> _EXERCISE GOAL_
Give only the number of lines in the records that include the string "bancos".

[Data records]

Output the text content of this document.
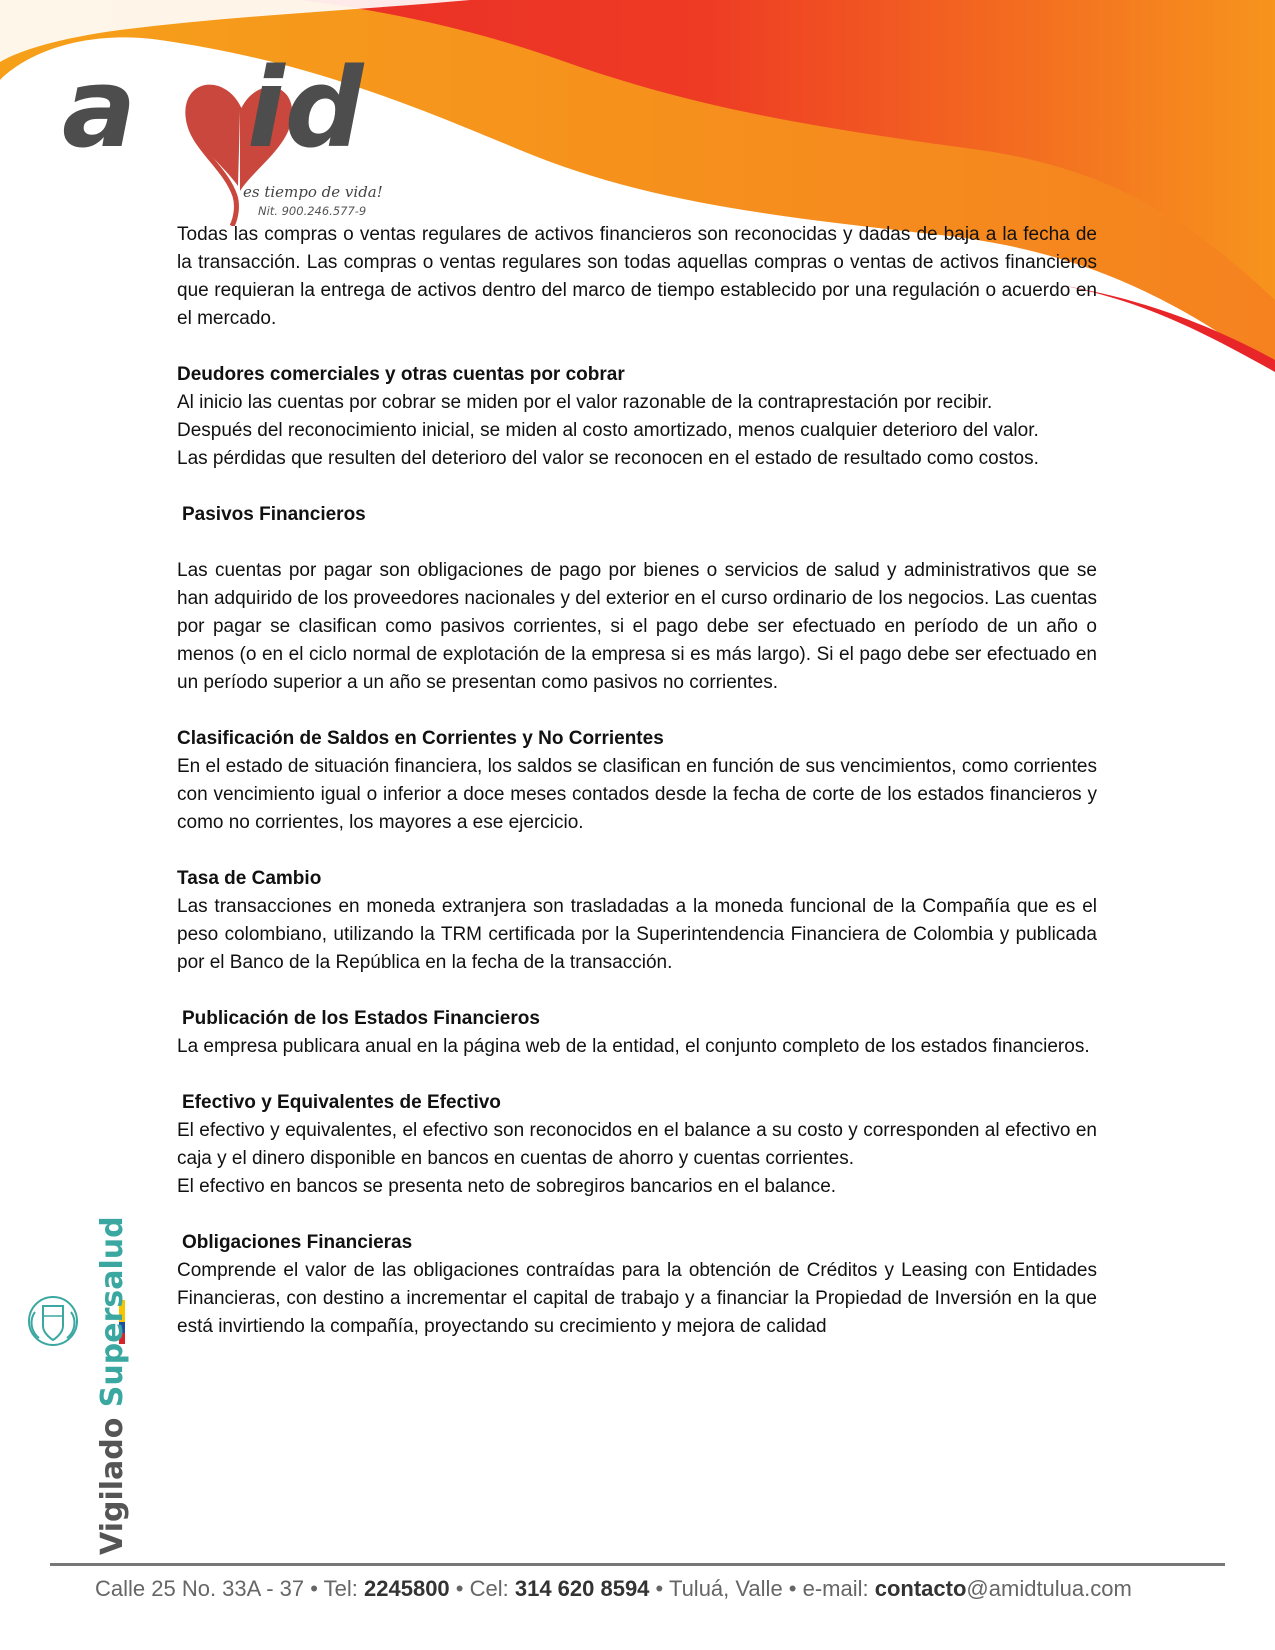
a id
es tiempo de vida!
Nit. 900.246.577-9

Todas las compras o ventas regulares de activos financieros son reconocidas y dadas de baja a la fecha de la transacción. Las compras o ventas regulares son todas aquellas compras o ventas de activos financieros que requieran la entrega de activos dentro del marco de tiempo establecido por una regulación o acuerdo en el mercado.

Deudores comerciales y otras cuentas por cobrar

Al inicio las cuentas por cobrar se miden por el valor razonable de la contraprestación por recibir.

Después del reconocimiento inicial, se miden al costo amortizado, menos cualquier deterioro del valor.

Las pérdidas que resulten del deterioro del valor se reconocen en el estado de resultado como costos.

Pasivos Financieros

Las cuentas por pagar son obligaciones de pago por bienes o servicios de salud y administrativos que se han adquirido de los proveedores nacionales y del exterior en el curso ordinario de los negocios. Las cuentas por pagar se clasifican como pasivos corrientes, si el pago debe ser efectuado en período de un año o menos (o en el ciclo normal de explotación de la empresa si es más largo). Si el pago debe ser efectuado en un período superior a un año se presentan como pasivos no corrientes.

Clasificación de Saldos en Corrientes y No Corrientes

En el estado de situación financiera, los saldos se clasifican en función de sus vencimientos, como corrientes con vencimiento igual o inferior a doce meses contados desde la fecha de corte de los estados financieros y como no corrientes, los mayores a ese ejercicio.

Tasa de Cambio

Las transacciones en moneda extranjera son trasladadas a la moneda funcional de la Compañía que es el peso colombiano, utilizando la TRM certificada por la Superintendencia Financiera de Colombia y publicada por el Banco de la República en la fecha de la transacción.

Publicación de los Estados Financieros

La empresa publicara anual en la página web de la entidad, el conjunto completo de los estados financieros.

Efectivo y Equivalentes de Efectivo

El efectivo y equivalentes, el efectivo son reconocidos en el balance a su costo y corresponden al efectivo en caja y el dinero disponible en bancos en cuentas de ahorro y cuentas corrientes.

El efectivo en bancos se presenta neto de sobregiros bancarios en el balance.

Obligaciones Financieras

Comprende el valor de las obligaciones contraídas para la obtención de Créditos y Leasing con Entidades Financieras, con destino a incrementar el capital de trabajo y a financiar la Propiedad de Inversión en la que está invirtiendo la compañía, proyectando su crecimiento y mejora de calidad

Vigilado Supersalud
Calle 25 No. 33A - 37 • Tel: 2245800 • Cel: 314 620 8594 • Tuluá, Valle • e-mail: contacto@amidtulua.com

> _OUTPUT FOR THIS EXERCISE_
2